Locate the string "relationship" in the listing below. Copy every line where it is found.

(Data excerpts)
------------------------------

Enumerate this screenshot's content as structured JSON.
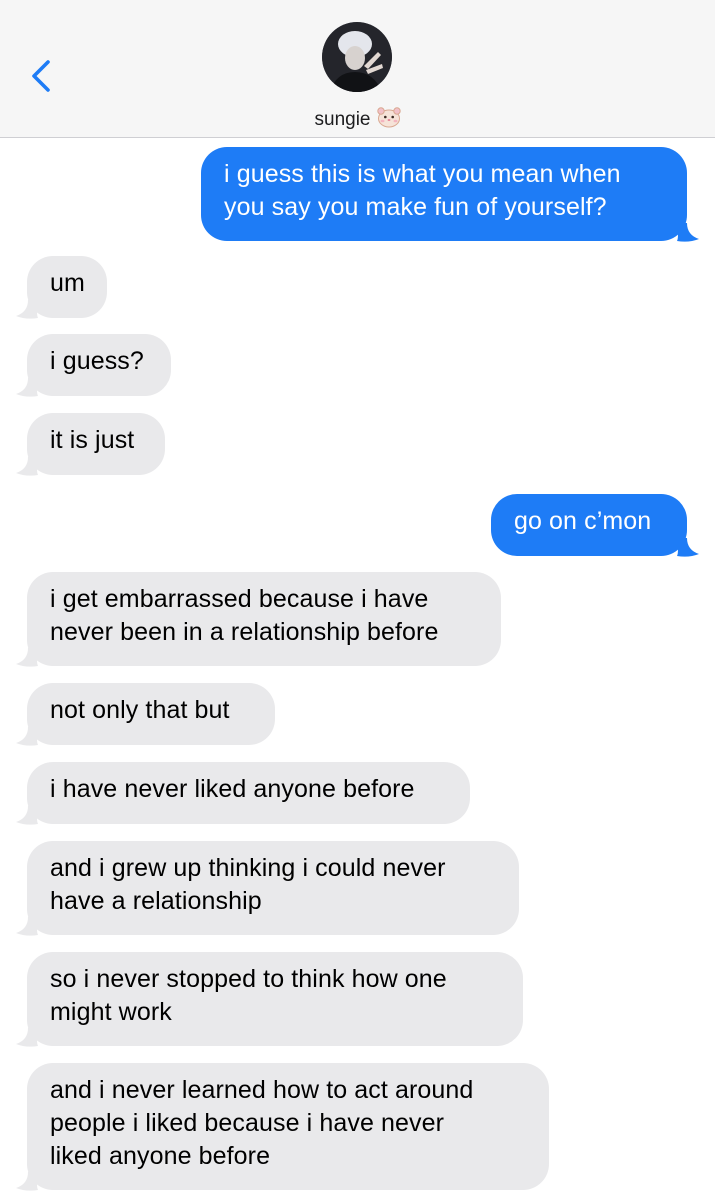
{
  "header": {
    "back_icon": "chevron-left-icon",
    "contact_name": "sungie",
    "contact_emoji": "hamster-face-icon",
    "accent_color": "#1e7cf6"
  },
  "messages": [
    {
      "sender": "me",
      "lines": [
        "i guess this is what you mean when",
        "you say you make fun of yourself?"
      ]
    },
    {
      "sender": "them",
      "lines": [
        "um"
      ]
    },
    {
      "sender": "them",
      "lines": [
        "i guess?"
      ]
    },
    {
      "sender": "them",
      "lines": [
        "it is just"
      ]
    },
    {
      "sender": "me",
      "lines": [
        "go on c’mon"
      ]
    },
    {
      "sender": "them",
      "lines": [
        "i get embarrassed because i have",
        "never been in a relationship before"
      ]
    },
    {
      "sender": "them",
      "lines": [
        "not only that but"
      ]
    },
    {
      "sender": "them",
      "lines": [
        "i have never liked anyone before"
      ]
    },
    {
      "sender": "them",
      "lines": [
        "and i grew up thinking i could never",
        "have a relationship"
      ]
    },
    {
      "sender": "them",
      "lines": [
        "so i never stopped to think how one",
        "might work"
      ]
    },
    {
      "sender": "them",
      "lines": [
        "and i never learned how to act around",
        "people i liked because i have never",
        "liked anyone before"
      ]
    }
  ]
}
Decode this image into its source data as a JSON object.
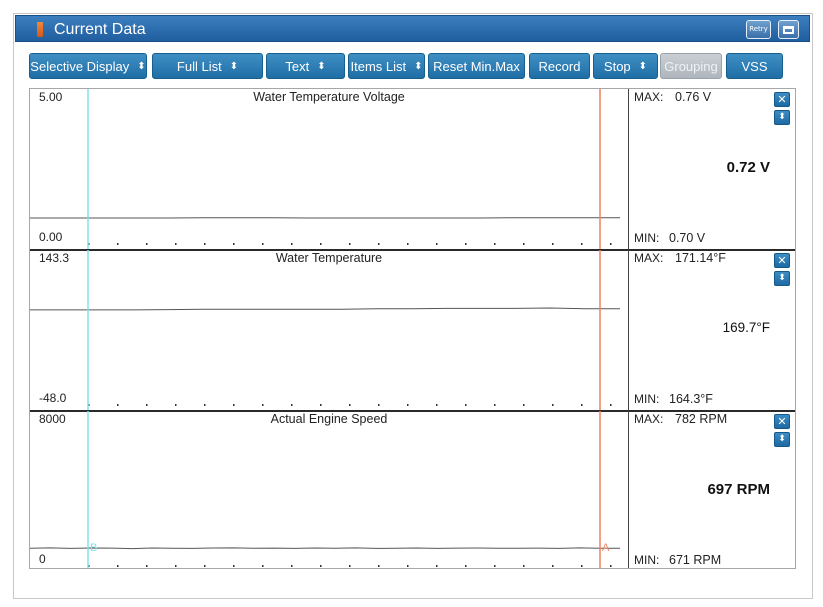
{
  "window": {
    "title": "Current Data",
    "retry_label": "Retry",
    "retry_icon": "retry-icon",
    "maximize_icon": "maximize-icon"
  },
  "toolbar": {
    "buttons": [
      {
        "label": "Selective Display",
        "has_arrows": true
      },
      {
        "label": "Full List",
        "has_arrows": true
      },
      {
        "label": "Text",
        "has_arrows": true
      },
      {
        "label": "Items List",
        "has_arrows": true
      },
      {
        "label": "Reset Min.Max",
        "has_arrows": false
      },
      {
        "label": "Record",
        "has_arrows": false
      },
      {
        "label": "Stop",
        "has_arrows": true
      },
      {
        "label": "Grouping",
        "has_arrows": false,
        "disabled": true
      },
      {
        "label": "VSS",
        "has_arrows": false
      }
    ],
    "arrow_glyph": "⬍"
  },
  "cursors": {
    "left_label": "B",
    "right_label": "A",
    "left_color": "#7fe3ea",
    "right_color": "#f08060"
  },
  "panels": [
    {
      "title": "Water Temperature Voltage",
      "y_max": "5.00",
      "y_min": "0.00",
      "max_label": "MAX:",
      "max_value": "0.76 V",
      "min_label": "MIN:",
      "min_value": "0.70 V",
      "current_value": "0.72 V",
      "range": [
        0,
        5
      ],
      "trace": [
        0.72,
        0.72,
        0.72,
        0.72,
        0.72,
        0.73,
        0.73,
        0.73,
        0.72,
        0.72,
        0.72,
        0.72,
        0.72,
        0.72,
        0.73,
        0.73,
        0.73,
        0.73
      ]
    },
    {
      "title": "Water Temperature",
      "y_max": "143.3",
      "y_min": "-48.0",
      "max_label": "MAX:",
      "max_value": "171.14°F",
      "min_label": "MIN:",
      "min_value": "164.3°F",
      "current_value": "169.7°F",
      "range": [
        -48,
        143.3
      ],
      "trace": [
        70,
        70,
        70,
        70,
        70.5,
        71,
        71,
        71,
        71,
        71,
        71.5,
        71.5,
        72,
        72,
        72,
        72.5,
        71.5,
        71.5
      ]
    },
    {
      "title": "Actual Engine Speed",
      "y_max": "8000",
      "y_min": "0",
      "max_label": "MAX:",
      "max_value": "782 RPM",
      "min_label": "MIN:",
      "min_value": "671 RPM",
      "current_value": "697 RPM",
      "range": [
        0,
        8000
      ],
      "trace": [
        700,
        720,
        690,
        710,
        705,
        680,
        715,
        700,
        690,
        710,
        720,
        695,
        705,
        690,
        710,
        700,
        720,
        690,
        700,
        710,
        690,
        705,
        715,
        695,
        700,
        705,
        690,
        720,
        700,
        697
      ]
    }
  ],
  "colors": {
    "button_blue": "#2a7db5",
    "title_blue": "#2a68a8"
  }
}
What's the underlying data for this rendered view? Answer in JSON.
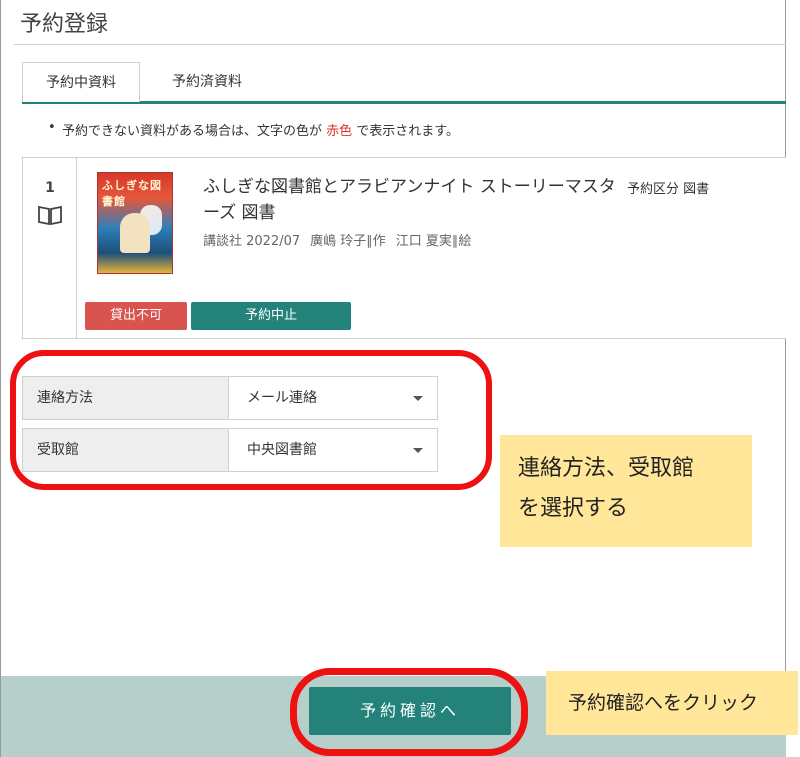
{
  "page": {
    "title": "予約登録"
  },
  "tabs": [
    {
      "label": "予約中資料",
      "active": true
    },
    {
      "label": "予約済資料",
      "active": false
    }
  ],
  "notice": {
    "before": "予約できない資料がある場合は、文字の色が ",
    "highlight": "赤色",
    "after": " で表示されます。"
  },
  "item": {
    "index": "1",
    "icon": "book-icon",
    "cover_text": "ふしぎな図書館",
    "title": "ふしぎな図書館とアラビアンナイト ストーリーマスターズ 図書",
    "publisher": "講談社 2022/07",
    "author": "廣嶋 玲子∥作",
    "illustrator": "江口 夏実∥絵",
    "type": "予約区分 図書",
    "status_label": "貸出不可",
    "cancel_label": "予約中止"
  },
  "form": {
    "contact": {
      "label": "連絡方法",
      "value": "メール連絡"
    },
    "pickup": {
      "label": "受取館",
      "value": "中央図書館"
    }
  },
  "footer": {
    "confirm_label": "予約確認へ"
  },
  "annotations": {
    "form_note_line1": "連絡方法、受取館",
    "form_note_line2": "を選択する",
    "confirm_note": "予約確認へをクリック"
  },
  "colors": {
    "accent": "#23837a",
    "warning": "#d9534f",
    "highlight": "#ee1111",
    "note_bg": "#ffe699"
  }
}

------------------------------

Written reply:
        "never been in a relationship before"
        "have a relationship"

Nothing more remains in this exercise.